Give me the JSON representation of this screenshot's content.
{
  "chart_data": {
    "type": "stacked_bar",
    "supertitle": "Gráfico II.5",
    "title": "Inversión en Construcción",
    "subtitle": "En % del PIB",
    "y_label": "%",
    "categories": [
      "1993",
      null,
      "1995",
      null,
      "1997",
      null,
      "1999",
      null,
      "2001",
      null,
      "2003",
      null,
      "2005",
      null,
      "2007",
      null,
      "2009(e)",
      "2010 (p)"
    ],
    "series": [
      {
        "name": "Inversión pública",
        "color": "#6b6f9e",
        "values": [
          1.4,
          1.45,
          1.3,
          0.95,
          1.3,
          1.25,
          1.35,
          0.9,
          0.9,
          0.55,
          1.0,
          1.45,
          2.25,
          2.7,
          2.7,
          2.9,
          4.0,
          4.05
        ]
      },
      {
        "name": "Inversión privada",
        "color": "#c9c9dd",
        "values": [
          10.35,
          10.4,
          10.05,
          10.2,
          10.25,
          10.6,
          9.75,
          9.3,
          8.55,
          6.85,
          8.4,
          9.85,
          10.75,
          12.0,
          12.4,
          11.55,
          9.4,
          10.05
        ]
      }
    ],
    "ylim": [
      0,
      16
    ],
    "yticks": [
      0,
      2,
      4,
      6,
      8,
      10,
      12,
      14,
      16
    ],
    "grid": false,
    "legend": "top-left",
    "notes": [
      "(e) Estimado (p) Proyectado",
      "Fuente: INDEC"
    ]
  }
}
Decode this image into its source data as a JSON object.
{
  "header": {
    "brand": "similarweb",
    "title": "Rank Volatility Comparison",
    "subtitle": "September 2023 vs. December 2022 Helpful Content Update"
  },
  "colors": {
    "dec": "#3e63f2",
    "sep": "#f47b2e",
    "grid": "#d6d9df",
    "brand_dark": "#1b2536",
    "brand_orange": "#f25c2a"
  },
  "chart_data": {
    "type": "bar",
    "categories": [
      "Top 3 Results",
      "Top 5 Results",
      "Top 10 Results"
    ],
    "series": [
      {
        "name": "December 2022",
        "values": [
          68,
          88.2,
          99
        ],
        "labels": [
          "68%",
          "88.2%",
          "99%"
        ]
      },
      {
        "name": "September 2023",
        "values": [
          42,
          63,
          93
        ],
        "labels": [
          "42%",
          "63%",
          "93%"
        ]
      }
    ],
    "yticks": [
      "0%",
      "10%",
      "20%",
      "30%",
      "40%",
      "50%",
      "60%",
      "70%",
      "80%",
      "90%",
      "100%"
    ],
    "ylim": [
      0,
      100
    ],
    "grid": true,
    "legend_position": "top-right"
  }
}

____

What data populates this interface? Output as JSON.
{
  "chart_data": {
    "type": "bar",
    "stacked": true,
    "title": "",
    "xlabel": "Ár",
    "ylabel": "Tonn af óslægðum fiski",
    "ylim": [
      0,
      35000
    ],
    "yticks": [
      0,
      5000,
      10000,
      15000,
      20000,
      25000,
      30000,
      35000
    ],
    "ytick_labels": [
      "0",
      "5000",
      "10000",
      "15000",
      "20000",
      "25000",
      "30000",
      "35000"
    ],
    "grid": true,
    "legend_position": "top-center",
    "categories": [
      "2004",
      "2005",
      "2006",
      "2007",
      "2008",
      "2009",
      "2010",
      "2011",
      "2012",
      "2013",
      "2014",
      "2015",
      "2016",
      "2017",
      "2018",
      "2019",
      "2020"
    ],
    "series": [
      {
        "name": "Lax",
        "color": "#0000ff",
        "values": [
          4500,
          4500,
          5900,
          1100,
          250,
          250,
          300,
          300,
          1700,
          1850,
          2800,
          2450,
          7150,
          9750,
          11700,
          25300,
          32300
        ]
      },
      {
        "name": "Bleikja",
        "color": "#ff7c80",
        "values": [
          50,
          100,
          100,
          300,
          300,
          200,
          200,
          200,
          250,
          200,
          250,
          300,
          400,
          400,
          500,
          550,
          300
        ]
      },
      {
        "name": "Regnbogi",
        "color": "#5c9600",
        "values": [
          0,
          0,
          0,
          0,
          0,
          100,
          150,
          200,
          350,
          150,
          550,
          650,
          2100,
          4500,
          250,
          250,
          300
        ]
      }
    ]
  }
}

____

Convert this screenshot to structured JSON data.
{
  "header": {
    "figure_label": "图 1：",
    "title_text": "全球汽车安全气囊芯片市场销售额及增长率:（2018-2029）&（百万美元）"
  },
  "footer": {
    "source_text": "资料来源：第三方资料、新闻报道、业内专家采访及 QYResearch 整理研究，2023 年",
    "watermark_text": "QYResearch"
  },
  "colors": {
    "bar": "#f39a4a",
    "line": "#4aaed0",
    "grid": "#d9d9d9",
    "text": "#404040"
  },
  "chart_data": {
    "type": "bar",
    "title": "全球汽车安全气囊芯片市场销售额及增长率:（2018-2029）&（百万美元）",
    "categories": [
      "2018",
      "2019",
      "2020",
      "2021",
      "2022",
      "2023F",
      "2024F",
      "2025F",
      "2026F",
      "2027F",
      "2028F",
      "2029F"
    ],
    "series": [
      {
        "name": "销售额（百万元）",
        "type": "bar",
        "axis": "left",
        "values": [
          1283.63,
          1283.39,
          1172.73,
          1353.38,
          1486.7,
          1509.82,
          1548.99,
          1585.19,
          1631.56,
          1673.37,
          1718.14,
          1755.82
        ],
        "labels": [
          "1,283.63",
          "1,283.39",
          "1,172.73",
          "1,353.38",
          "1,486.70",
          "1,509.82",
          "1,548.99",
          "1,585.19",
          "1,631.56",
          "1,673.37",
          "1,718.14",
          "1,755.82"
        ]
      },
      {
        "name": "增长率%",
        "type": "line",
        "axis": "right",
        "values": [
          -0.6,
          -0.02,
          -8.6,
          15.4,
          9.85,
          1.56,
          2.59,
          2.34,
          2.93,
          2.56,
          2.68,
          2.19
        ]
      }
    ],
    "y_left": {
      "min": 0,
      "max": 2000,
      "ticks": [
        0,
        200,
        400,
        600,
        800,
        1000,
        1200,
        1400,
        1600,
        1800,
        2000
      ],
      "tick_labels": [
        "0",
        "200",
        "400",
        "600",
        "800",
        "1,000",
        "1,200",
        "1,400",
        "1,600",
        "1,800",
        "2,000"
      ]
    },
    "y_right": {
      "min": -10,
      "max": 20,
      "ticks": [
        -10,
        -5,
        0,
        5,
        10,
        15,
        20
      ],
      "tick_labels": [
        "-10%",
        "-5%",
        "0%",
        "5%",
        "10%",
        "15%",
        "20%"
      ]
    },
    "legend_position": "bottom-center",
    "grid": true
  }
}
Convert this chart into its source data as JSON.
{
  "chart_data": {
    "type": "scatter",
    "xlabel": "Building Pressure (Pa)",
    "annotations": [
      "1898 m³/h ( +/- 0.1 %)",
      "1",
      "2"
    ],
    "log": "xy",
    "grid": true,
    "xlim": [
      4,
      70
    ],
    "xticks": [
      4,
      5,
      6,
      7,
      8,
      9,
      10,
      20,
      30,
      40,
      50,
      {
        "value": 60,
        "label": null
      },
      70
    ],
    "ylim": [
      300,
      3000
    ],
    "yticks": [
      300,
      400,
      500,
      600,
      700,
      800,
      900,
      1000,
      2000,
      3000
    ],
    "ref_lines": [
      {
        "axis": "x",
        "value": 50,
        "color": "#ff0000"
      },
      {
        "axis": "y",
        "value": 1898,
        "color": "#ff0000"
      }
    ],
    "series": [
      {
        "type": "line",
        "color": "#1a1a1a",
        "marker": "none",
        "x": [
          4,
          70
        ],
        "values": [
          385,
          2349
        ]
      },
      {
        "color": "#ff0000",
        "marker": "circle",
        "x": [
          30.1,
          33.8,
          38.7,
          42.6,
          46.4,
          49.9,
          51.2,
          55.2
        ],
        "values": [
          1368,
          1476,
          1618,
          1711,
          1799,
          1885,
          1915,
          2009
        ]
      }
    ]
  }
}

____

▶ _Task brief_: Look above for every line with the word "subtitle" and copy it.

▶ _Exercise response_:
    "subtitle": "En % del PIB",
    "subtitle": "September 2023 vs. December 2022 Helpful Content Update"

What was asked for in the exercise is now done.